▶ _WHAT YOU WILL DO_:
Assemble all lines in which the string "Contrast" appears.

▶ _MATERIALS PROVIDED_:
========================================
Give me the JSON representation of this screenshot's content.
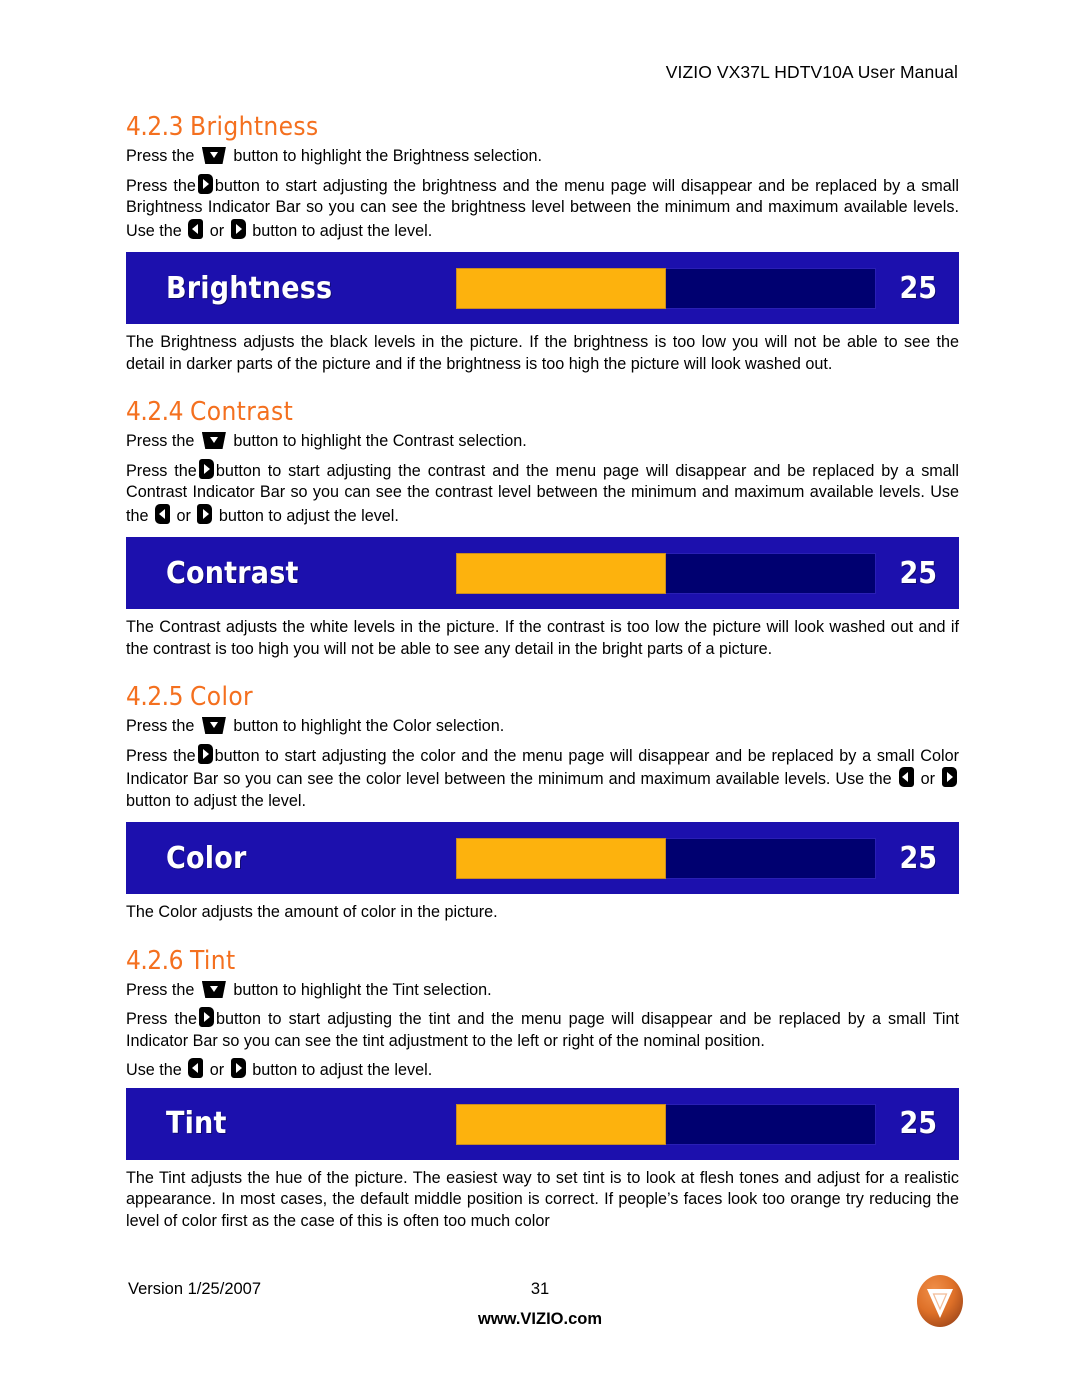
{
  "header": {
    "title": "VIZIO VX37L HDTV10A User Manual"
  },
  "theme": {
    "heading_color": "#F4701F",
    "osd_background": "#1C10AD",
    "osd_track": "#000070",
    "osd_fill": "#FDB20D",
    "osd_text": "#FFFFFF",
    "logo_color": "#E2732B"
  },
  "sections": [
    {
      "number": "4.2.3",
      "title": "Brightness",
      "paragraph1_a": "Press the",
      "paragraph1_b": "button to highlight the Brightness selection.",
      "paragraph2_a": "Press the",
      "paragraph2_b": "button to start adjusting the brightness and the menu page will disappear and be replaced by a small Brightness Indicator Bar so you can see the brightness level between the minimum and maximum available levels.  Use the",
      "paragraph2_c": "or",
      "paragraph2_d": "button to adjust the level.",
      "osd": {
        "label": "Brightness",
        "value": "25",
        "fill_percent": 50
      },
      "paragraph3": "The Brightness adjusts the black levels in the picture.  If the brightness is too low you will not be able to see the detail in darker parts of the picture and if the brightness is too high the picture will look washed out."
    },
    {
      "number": "4.2.4",
      "title": "Contrast",
      "paragraph1_a": "Press the",
      "paragraph1_b": "button to highlight the Contrast selection.",
      "paragraph2_a": "Press the",
      "paragraph2_b": "button to start adjusting the contrast and the menu page will disappear and be replaced by a small Contrast Indicator Bar so you can see the contrast level between the minimum and maximum available levels.  Use the",
      "paragraph2_c": "or",
      "paragraph2_d": "button to adjust the level.",
      "osd": {
        "label": "Contrast",
        "value": "25",
        "fill_percent": 50
      },
      "paragraph3": "The Contrast adjusts the white levels in the picture.  If the contrast is too low the picture will look washed out and if the contrast is too high you will not be able to see any detail in the bright parts of a picture."
    },
    {
      "number": "4.2.5",
      "title": "Color",
      "paragraph1_a": "Press the",
      "paragraph1_b": "button to highlight the Color selection.",
      "paragraph2_a": "Press the",
      "paragraph2_b": "button to start adjusting the color and the menu page will disappear and be replaced by a small Color Indicator Bar so you can see the color level between the minimum and maximum available levels.  Use the",
      "paragraph2_c": "or",
      "paragraph2_d": "button to adjust the level.",
      "osd": {
        "label": "Color",
        "value": "25",
        "fill_percent": 50
      },
      "paragraph3": "The Color adjusts the amount of color in the picture."
    },
    {
      "number": "4.2.6",
      "title": "Tint",
      "paragraph1_a": "Press the",
      "paragraph1_b": "button to highlight the Tint selection.",
      "paragraph2_a": "Press the",
      "paragraph2_b": "button to start adjusting the tint and the menu page will disappear and be replaced by a small Tint Indicator Bar so you can see the tint adjustment to the left or right of the nominal position.",
      "paragraph2_c": "Use the",
      "paragraph2_d": "or",
      "paragraph2_e": "button to adjust the level.",
      "osd": {
        "label": "Tint",
        "value": "25",
        "fill_percent": 50
      },
      "paragraph3": "The Tint adjusts the hue of the picture.  The easiest way to set tint is to look at flesh tones and adjust for a realistic appearance.  In most cases, the default middle position is correct.  If people’s faces look too orange try reducing the level of color first as the case of this is often too much color"
    }
  ],
  "footer": {
    "version": "Version 1/25/2007",
    "page_number": "31",
    "website": "www.VIZIO.com",
    "logo_letter": "V"
  }
}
========================================
▶ _RESPONSE TO THE EXERCISE_:
      "title": "Contrast",
      "paragraph1_b": "button to highlight the Contrast selection.",
      "paragraph2_b": "button to start adjusting the contrast and the menu page will disappear and be replaced by a small Contrast Indicator Bar so you can see the contrast level between the minimum and maximum available levels.  Use the",
        "label": "Contrast",
      "paragraph3": "The Contrast adjusts the white levels in the picture.  If the contrast is too low the picture will look washed out and if the contrast is too high you will not be able to see any detail in the bright parts of a picture."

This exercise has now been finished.